§ **TO BE DONE**: Only the pictures are to be left out; set down the rest of the records exactly.

------------------------------

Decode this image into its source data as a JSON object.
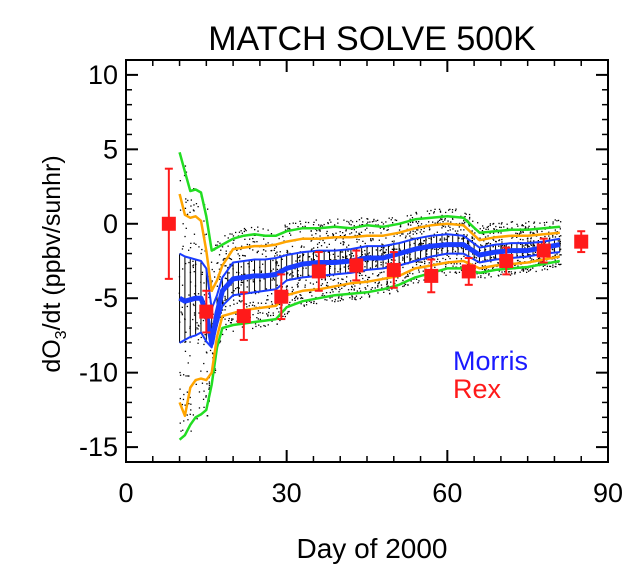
{
  "chart_data": {
    "type": "line",
    "title": "MATCH SOLVE 500K",
    "xlabel": "Day of 2000",
    "ylabel_main": "dO",
    "ylabel_sub": "3",
    "ylabel_rest": "/dt (ppbv/sunhr)",
    "xlim": [
      0,
      90
    ],
    "ylim": [
      -16,
      11
    ],
    "x_ticks": [
      0,
      30,
      60,
      90
    ],
    "y_ticks": [
      10,
      5,
      0,
      -5,
      -10,
      -15
    ],
    "grid": false,
    "legend_position": "right-lower",
    "legend": [
      {
        "name": "Morris",
        "color": "#1a1aff"
      },
      {
        "name": "Rex",
        "color": "#ff1a1a"
      }
    ],
    "colors": {
      "mean": "#1a3cff",
      "inner_band": "#ffa500",
      "outer_band": "#22dd22",
      "scatter": "#000000",
      "rex": "#ff1a1a"
    },
    "morris": {
      "x": [
        10,
        11,
        12,
        13,
        14,
        15,
        16,
        17,
        18,
        20,
        22,
        24,
        26,
        28,
        30,
        33,
        36,
        39,
        42,
        45,
        48,
        51,
        54,
        57,
        60,
        63,
        66,
        69,
        72,
        75,
        78,
        81
      ],
      "mean": [
        -5.0,
        -5.2,
        -5.1,
        -5.0,
        -5.0,
        -6.0,
        -8.0,
        -6.0,
        -4.5,
        -3.7,
        -3.6,
        -3.5,
        -3.5,
        -3.4,
        -3.0,
        -2.7,
        -2.6,
        -2.6,
        -2.5,
        -2.3,
        -2.3,
        -2.0,
        -1.7,
        -1.5,
        -1.4,
        -1.4,
        -2.1,
        -1.9,
        -1.8,
        -1.8,
        -1.6,
        -1.4
      ],
      "sd_lo": [
        -8.0,
        -7.8,
        -7.6,
        -7.5,
        -7.3,
        -7.9,
        -8.3,
        -6.8,
        -5.5,
        -4.8,
        -4.7,
        -4.6,
        -4.5,
        -4.4,
        -3.8,
        -3.6,
        -3.5,
        -3.4,
        -3.3,
        -3.1,
        -3.0,
        -2.8,
        -2.5,
        -2.2,
        -2.0,
        -2.0,
        -2.6,
        -2.4,
        -2.3,
        -2.2,
        -2.0,
        -1.9
      ],
      "sd_hi": [
        -2.0,
        -2.2,
        -2.3,
        -2.4,
        -2.5,
        -3.0,
        -5.7,
        -4.8,
        -3.6,
        -2.6,
        -2.5,
        -2.4,
        -2.4,
        -2.3,
        -2.1,
        -1.9,
        -1.8,
        -1.8,
        -1.7,
        -1.5,
        -1.5,
        -1.3,
        -1.0,
        -0.8,
        -0.7,
        -0.8,
        -1.6,
        -1.4,
        -1.3,
        -1.3,
        -1.2,
        -1.0
      ],
      "q_lo": [
        -12.0,
        -12.9,
        -11.0,
        -10.5,
        -10.4,
        -10.5,
        -10.0,
        -7.6,
        -6.2,
        -6.0,
        -5.8,
        -5.7,
        -5.6,
        -5.5,
        -4.8,
        -4.5,
        -4.4,
        -4.2,
        -4.0,
        -3.9,
        -3.7,
        -3.5,
        -3.0,
        -2.8,
        -2.6,
        -2.5,
        -3.0,
        -2.8,
        -2.7,
        -2.6,
        -2.4,
        -2.2
      ],
      "q_hi": [
        2.0,
        0.6,
        0.4,
        0.5,
        0.2,
        -1.8,
        -4.5,
        -3.8,
        -2.8,
        -1.7,
        -1.6,
        -1.5,
        -1.5,
        -1.4,
        -1.2,
        -1.0,
        -1.0,
        -0.9,
        -0.9,
        -0.8,
        -0.8,
        -0.6,
        -0.3,
        -0.1,
        0.0,
        -0.1,
        -1.1,
        -0.9,
        -0.8,
        -0.8,
        -0.7,
        -0.6
      ],
      "o_lo": [
        -14.5,
        -14.2,
        -13.5,
        -13.0,
        -12.8,
        -12.5,
        -10.8,
        -8.3,
        -7.0,
        -6.8,
        -6.7,
        -6.6,
        -6.5,
        -6.4,
        -5.6,
        -5.2,
        -5.0,
        -4.8,
        -4.7,
        -4.6,
        -4.4,
        -4.1,
        -3.6,
        -3.3,
        -3.0,
        -3.0,
        -3.3,
        -3.1,
        -3.0,
        -2.9,
        -2.7,
        -2.5
      ],
      "o_hi": [
        4.8,
        3.5,
        2.2,
        2.3,
        2.1,
        0.5,
        -1.8,
        -1.6,
        -1.4,
        -1.0,
        -0.8,
        -0.7,
        -0.8,
        -0.8,
        -0.5,
        -0.3,
        -0.3,
        -0.2,
        -0.3,
        -0.1,
        -0.2,
        0.0,
        0.3,
        0.4,
        0.5,
        0.4,
        -0.6,
        -0.5,
        -0.4,
        -0.4,
        -0.3,
        -0.2
      ]
    },
    "rex": {
      "x": [
        8,
        15,
        22,
        29,
        36,
        43,
        50,
        57,
        64,
        71,
        78,
        85
      ],
      "y": [
        0.0,
        -5.9,
        -6.2,
        -4.9,
        -3.2,
        -2.8,
        -3.1,
        -3.5,
        -3.2,
        -2.5,
        -1.8,
        -1.2
      ],
      "err": [
        3.7,
        1.4,
        1.6,
        1.5,
        1.3,
        1.0,
        1.2,
        1.1,
        0.9,
        0.9,
        0.8,
        0.7
      ]
    }
  }
}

------------------------------

§ **FULL RESPONSE**:
Decode this image into its source data as a JSON object.
{
  "chart_data": {
    "type": "line",
    "title": "MATCH SOLVE 500K",
    "xlabel": "Day of 2000",
    "ylabel_main": "dO",
    "ylabel_sub": "3",
    "ylabel_rest": "/dt (ppbv/sunhr)",
    "xlim": [
      0,
      90
    ],
    "ylim": [
      -16,
      11
    ],
    "x_ticks": [
      0,
      30,
      60,
      90
    ],
    "y_ticks": [
      10,
      5,
      0,
      -5,
      -10,
      -15
    ],
    "grid": false,
    "legend_position": "right-lower",
    "legend": [
      {
        "name": "Morris",
        "color": "#1a1aff"
      },
      {
        "name": "Rex",
        "color": "#ff1a1a"
      }
    ],
    "colors": {
      "mean": "#1a3cff",
      "inner_band": "#ffa500",
      "outer_band": "#22dd22",
      "scatter": "#000000",
      "rex": "#ff1a1a"
    },
    "morris": {
      "x": [
        10,
        11,
        12,
        13,
        14,
        15,
        16,
        17,
        18,
        20,
        22,
        24,
        26,
        28,
        30,
        33,
        36,
        39,
        42,
        45,
        48,
        51,
        54,
        57,
        60,
        63,
        66,
        69,
        72,
        75,
        78,
        81
      ],
      "mean": [
        -5.0,
        -5.2,
        -5.1,
        -5.0,
        -5.0,
        -6.0,
        -8.0,
        -6.0,
        -4.5,
        -3.7,
        -3.6,
        -3.5,
        -3.5,
        -3.4,
        -3.0,
        -2.7,
        -2.6,
        -2.6,
        -2.5,
        -2.3,
        -2.3,
        -2.0,
        -1.7,
        -1.5,
        -1.4,
        -1.4,
        -2.1,
        -1.9,
        -1.8,
        -1.8,
        -1.6,
        -1.4
      ],
      "sd_lo": [
        -8.0,
        -7.8,
        -7.6,
        -7.5,
        -7.3,
        -7.9,
        -8.3,
        -6.8,
        -5.5,
        -4.8,
        -4.7,
        -4.6,
        -4.5,
        -4.4,
        -3.8,
        -3.6,
        -3.5,
        -3.4,
        -3.3,
        -3.1,
        -3.0,
        -2.8,
        -2.5,
        -2.2,
        -2.0,
        -2.0,
        -2.6,
        -2.4,
        -2.3,
        -2.2,
        -2.0,
        -1.9
      ],
      "sd_hi": [
        -2.0,
        -2.2,
        -2.3,
        -2.4,
        -2.5,
        -3.0,
        -5.7,
        -4.8,
        -3.6,
        -2.6,
        -2.5,
        -2.4,
        -2.4,
        -2.3,
        -2.1,
        -1.9,
        -1.8,
        -1.8,
        -1.7,
        -1.5,
        -1.5,
        -1.3,
        -1.0,
        -0.8,
        -0.7,
        -0.8,
        -1.6,
        -1.4,
        -1.3,
        -1.3,
        -1.2,
        -1.0
      ],
      "q_lo": [
        -12.0,
        -12.9,
        -11.0,
        -10.5,
        -10.4,
        -10.5,
        -10.0,
        -7.6,
        -6.2,
        -6.0,
        -5.8,
        -5.7,
        -5.6,
        -5.5,
        -4.8,
        -4.5,
        -4.4,
        -4.2,
        -4.0,
        -3.9,
        -3.7,
        -3.5,
        -3.0,
        -2.8,
        -2.6,
        -2.5,
        -3.0,
        -2.8,
        -2.7,
        -2.6,
        -2.4,
        -2.2
      ],
      "q_hi": [
        2.0,
        0.6,
        0.4,
        0.5,
        0.2,
        -1.8,
        -4.5,
        -3.8,
        -2.8,
        -1.7,
        -1.6,
        -1.5,
        -1.5,
        -1.4,
        -1.2,
        -1.0,
        -1.0,
        -0.9,
        -0.9,
        -0.8,
        -0.8,
        -0.6,
        -0.3,
        -0.1,
        0.0,
        -0.1,
        -1.1,
        -0.9,
        -0.8,
        -0.8,
        -0.7,
        -0.6
      ],
      "o_lo": [
        -14.5,
        -14.2,
        -13.5,
        -13.0,
        -12.8,
        -12.5,
        -10.8,
        -8.3,
        -7.0,
        -6.8,
        -6.7,
        -6.6,
        -6.5,
        -6.4,
        -5.6,
        -5.2,
        -5.0,
        -4.8,
        -4.7,
        -4.6,
        -4.4,
        -4.1,
        -3.6,
        -3.3,
        -3.0,
        -3.0,
        -3.3,
        -3.1,
        -3.0,
        -2.9,
        -2.7,
        -2.5
      ],
      "o_hi": [
        4.8,
        3.5,
        2.2,
        2.3,
        2.1,
        0.5,
        -1.8,
        -1.6,
        -1.4,
        -1.0,
        -0.8,
        -0.7,
        -0.8,
        -0.8,
        -0.5,
        -0.3,
        -0.3,
        -0.2,
        -0.3,
        -0.1,
        -0.2,
        0.0,
        0.3,
        0.4,
        0.5,
        0.4,
        -0.6,
        -0.5,
        -0.4,
        -0.4,
        -0.3,
        -0.2
      ]
    },
    "rex": {
      "x": [
        8,
        15,
        22,
        29,
        36,
        43,
        50,
        57,
        64,
        71,
        78,
        85
      ],
      "y": [
        0.0,
        -5.9,
        -6.2,
        -4.9,
        -3.2,
        -2.8,
        -3.1,
        -3.5,
        -3.2,
        -2.5,
        -1.8,
        -1.2
      ],
      "err": [
        3.7,
        1.4,
        1.6,
        1.5,
        1.3,
        1.0,
        1.2,
        1.1,
        0.9,
        0.9,
        0.8,
        0.7
      ]
    }
  }
}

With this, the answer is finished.